» **Records shown**:
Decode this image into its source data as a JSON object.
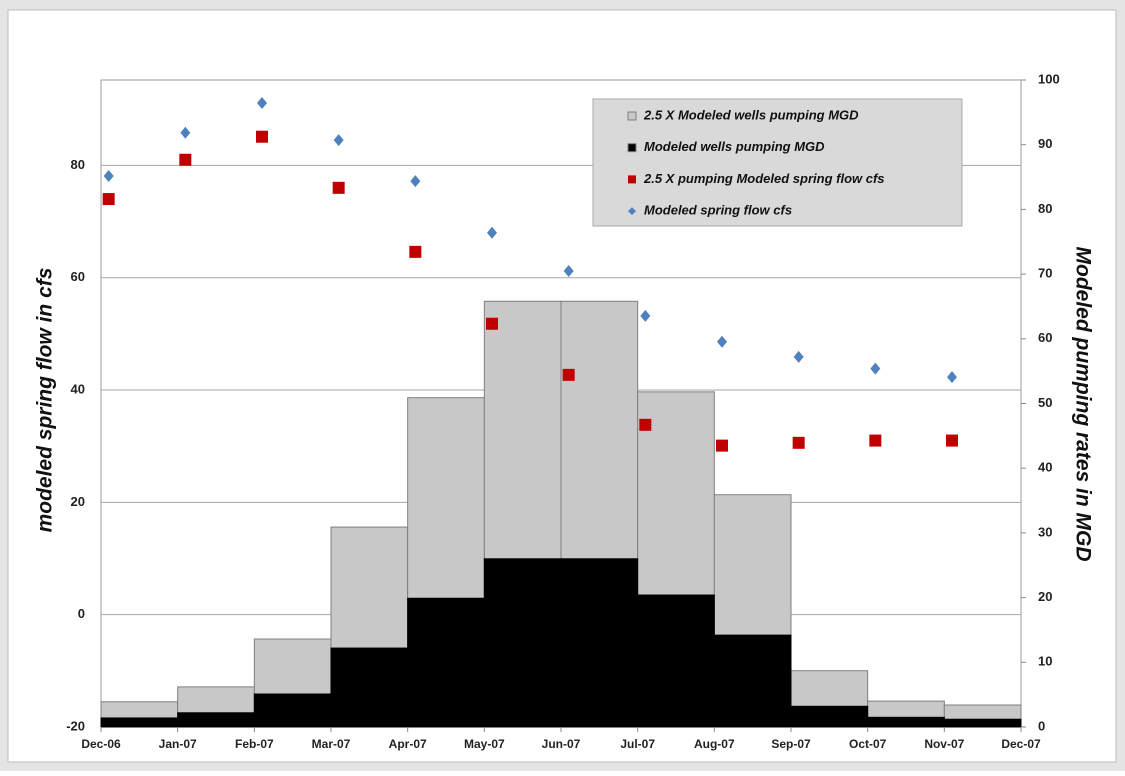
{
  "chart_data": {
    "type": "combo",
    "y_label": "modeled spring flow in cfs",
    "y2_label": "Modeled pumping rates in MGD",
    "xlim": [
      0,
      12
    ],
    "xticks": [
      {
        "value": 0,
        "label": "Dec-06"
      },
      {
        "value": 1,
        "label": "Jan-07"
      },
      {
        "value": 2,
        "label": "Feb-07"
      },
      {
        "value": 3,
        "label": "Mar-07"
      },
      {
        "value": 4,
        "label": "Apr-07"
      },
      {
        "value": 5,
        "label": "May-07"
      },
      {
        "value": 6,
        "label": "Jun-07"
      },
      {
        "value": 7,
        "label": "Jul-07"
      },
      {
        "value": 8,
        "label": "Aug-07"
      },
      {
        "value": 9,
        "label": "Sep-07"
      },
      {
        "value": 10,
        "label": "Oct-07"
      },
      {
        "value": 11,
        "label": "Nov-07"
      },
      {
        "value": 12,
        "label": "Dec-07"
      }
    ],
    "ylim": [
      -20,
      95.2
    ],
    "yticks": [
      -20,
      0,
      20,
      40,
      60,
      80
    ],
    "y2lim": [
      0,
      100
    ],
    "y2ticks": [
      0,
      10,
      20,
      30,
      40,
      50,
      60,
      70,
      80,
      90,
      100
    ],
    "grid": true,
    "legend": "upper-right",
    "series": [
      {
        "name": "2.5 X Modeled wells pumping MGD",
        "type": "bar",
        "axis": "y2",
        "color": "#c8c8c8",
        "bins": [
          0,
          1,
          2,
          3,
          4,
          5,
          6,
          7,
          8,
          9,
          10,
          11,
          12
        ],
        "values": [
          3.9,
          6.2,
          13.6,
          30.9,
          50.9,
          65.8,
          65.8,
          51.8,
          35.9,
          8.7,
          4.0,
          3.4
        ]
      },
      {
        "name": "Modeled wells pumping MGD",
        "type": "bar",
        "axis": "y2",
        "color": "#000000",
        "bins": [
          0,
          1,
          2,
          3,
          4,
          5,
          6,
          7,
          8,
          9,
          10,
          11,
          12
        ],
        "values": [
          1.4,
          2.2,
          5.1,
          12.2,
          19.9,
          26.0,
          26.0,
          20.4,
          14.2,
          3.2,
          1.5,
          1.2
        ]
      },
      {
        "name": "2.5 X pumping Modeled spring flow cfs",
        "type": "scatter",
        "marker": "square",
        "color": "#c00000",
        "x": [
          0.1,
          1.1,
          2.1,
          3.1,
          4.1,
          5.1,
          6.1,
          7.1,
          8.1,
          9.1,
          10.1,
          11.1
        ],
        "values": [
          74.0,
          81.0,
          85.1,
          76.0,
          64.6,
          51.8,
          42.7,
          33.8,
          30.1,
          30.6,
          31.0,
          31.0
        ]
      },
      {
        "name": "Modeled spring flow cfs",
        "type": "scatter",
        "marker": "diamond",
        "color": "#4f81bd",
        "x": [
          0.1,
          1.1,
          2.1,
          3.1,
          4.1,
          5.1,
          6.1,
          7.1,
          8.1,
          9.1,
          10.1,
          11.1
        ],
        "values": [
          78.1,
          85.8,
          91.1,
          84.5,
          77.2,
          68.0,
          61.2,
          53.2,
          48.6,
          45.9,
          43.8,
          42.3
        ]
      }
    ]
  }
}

---

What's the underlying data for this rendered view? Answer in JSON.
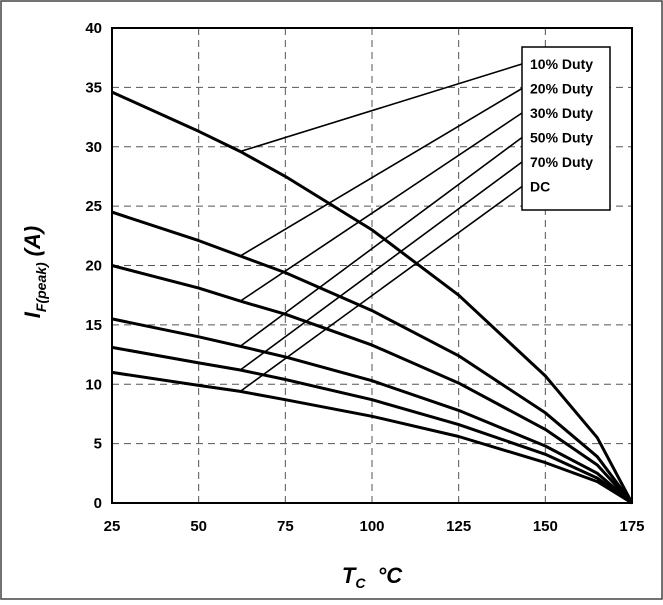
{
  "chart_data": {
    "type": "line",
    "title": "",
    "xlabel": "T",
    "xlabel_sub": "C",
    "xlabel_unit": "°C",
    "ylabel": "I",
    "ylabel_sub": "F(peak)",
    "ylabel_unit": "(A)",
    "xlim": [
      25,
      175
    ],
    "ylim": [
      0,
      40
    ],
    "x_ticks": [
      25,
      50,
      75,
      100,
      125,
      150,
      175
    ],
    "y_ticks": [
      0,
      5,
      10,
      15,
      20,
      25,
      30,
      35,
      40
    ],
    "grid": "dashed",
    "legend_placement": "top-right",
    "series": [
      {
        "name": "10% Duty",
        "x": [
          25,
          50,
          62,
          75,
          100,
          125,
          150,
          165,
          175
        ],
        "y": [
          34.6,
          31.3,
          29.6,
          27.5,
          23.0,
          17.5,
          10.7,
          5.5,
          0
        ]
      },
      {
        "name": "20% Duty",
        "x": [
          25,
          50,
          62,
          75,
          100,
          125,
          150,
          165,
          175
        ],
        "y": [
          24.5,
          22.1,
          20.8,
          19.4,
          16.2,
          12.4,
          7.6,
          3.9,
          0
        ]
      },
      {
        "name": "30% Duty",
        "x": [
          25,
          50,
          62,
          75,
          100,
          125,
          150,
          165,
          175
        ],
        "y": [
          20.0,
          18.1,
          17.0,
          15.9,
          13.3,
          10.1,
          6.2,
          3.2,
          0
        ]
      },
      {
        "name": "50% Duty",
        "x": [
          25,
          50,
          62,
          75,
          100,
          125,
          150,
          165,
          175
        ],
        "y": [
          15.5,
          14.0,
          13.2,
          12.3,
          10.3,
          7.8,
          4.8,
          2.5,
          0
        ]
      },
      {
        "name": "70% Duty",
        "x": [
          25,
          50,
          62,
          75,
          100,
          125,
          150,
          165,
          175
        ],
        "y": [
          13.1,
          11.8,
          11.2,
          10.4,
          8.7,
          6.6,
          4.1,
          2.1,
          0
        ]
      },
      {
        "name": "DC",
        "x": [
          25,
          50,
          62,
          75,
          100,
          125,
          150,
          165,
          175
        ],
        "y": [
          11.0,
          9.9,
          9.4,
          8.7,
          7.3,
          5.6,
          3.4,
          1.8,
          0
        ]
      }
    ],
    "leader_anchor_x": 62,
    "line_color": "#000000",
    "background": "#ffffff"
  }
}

...

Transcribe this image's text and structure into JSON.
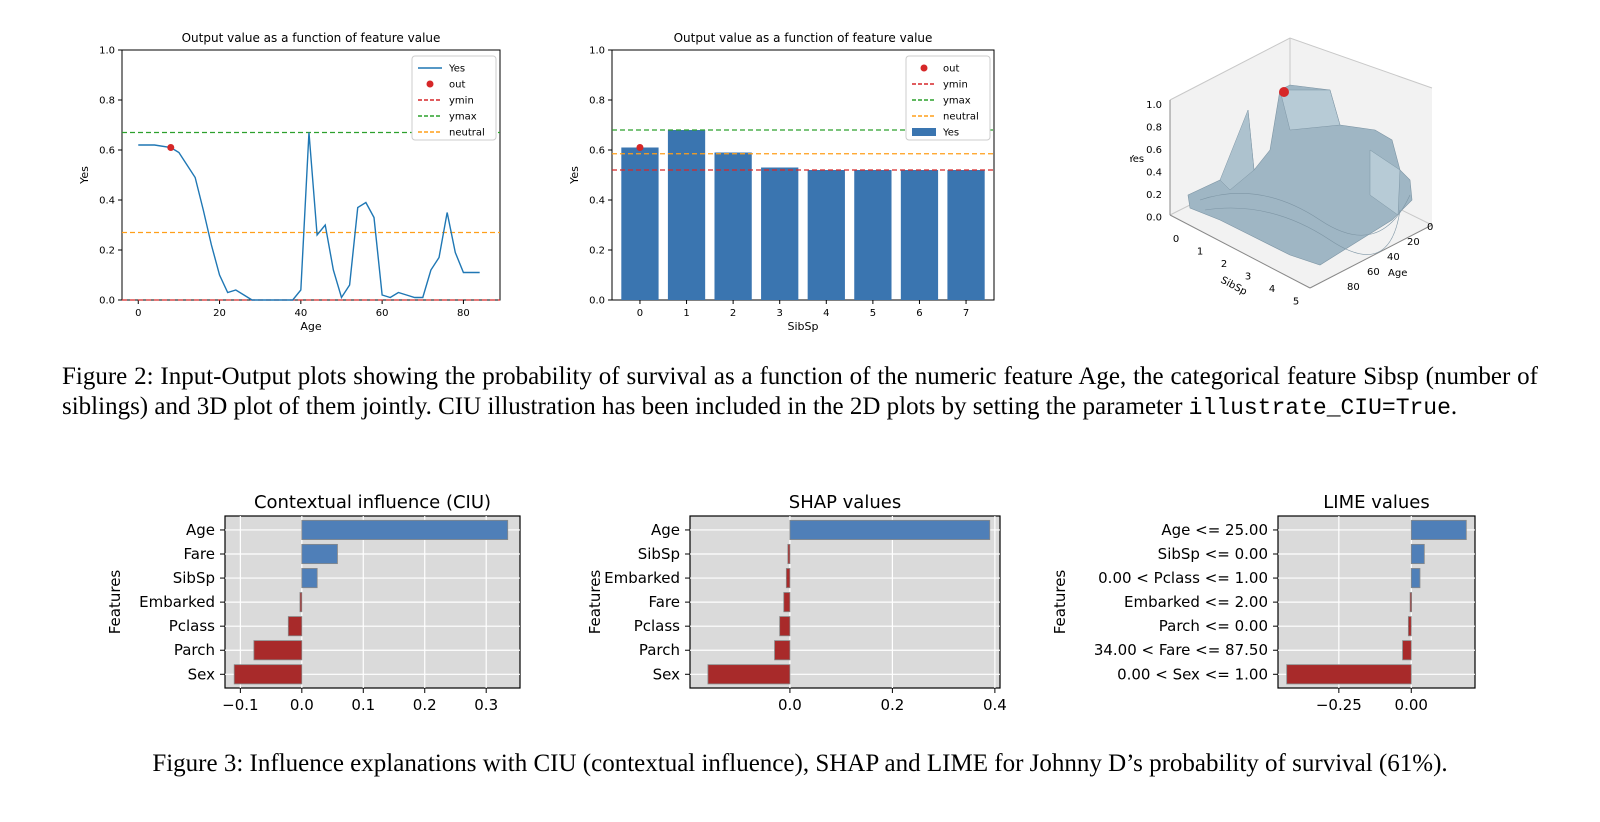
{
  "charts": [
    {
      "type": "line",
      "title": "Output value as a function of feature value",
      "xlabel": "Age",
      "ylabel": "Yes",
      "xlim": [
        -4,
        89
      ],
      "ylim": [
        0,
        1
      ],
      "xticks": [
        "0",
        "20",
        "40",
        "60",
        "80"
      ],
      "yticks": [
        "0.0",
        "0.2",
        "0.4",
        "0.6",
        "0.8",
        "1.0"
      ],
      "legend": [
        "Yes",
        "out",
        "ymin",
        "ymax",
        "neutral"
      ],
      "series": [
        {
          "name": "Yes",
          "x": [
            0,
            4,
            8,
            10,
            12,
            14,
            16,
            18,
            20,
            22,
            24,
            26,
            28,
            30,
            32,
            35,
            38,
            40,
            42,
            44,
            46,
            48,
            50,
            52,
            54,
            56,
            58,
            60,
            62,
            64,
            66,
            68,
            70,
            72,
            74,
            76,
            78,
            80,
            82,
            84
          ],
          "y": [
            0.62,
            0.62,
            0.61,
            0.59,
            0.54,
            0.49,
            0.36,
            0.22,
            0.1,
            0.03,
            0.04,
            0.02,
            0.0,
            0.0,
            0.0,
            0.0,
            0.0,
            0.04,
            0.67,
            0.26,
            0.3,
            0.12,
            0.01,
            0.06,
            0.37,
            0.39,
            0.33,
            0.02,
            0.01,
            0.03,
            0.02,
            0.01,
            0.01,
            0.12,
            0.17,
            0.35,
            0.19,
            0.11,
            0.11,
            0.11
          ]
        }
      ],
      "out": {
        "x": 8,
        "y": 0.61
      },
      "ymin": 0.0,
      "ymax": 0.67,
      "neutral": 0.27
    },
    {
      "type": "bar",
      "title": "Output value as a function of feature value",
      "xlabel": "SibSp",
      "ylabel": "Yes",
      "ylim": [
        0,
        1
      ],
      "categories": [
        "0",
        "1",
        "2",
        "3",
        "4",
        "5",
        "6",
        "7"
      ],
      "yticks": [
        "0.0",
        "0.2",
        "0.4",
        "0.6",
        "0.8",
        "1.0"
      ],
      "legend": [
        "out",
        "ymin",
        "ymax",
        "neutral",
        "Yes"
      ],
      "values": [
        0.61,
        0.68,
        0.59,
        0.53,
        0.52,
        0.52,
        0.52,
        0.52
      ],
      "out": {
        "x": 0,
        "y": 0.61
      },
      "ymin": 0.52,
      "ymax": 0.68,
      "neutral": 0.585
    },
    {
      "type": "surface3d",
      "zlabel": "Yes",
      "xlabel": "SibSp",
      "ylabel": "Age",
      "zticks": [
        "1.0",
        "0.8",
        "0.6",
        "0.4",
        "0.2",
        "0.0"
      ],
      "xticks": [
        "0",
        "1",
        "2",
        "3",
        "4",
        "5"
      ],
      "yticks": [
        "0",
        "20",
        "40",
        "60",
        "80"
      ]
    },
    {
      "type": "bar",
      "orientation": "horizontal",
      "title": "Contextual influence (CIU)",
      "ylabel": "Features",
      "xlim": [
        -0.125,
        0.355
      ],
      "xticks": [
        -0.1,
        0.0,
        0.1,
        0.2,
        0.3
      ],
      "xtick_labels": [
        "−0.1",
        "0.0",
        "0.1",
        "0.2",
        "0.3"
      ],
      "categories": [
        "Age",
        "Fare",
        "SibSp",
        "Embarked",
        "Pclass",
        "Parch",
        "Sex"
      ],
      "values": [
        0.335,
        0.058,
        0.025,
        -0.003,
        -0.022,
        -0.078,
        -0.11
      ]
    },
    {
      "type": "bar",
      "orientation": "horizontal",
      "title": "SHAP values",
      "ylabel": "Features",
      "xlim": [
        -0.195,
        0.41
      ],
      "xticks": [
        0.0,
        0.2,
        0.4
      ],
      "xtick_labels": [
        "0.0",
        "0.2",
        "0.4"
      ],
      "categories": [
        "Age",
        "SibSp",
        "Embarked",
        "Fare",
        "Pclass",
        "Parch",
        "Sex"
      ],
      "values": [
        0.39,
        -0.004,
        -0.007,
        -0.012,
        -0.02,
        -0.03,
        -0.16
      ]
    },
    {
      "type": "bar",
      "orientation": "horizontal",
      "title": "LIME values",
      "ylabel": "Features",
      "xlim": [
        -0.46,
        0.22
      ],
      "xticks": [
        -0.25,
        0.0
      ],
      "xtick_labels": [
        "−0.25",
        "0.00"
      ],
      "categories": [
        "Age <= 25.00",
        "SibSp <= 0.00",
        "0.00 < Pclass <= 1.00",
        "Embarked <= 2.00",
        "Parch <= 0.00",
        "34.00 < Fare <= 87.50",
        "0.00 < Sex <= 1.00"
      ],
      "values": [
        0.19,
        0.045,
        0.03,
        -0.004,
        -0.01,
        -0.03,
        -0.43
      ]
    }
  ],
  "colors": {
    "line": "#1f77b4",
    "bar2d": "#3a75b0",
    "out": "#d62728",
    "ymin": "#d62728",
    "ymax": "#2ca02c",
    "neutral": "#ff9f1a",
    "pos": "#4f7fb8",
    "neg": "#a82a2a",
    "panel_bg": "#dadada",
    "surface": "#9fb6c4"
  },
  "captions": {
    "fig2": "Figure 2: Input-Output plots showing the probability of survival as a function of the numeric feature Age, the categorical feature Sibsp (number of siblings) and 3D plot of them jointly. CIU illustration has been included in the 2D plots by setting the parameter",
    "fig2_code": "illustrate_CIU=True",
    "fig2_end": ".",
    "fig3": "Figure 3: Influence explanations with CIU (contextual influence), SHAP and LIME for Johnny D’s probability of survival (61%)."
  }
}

» **Task details**:
Every line of the records that includes the word "JSON" should be gathered.

» **Solution to the exercise**:
Decode this image into its source data as a JSON object.
What's the underlying data for this rendered view? Answer in JSON.
Transcribe this image's text and structure into JSON.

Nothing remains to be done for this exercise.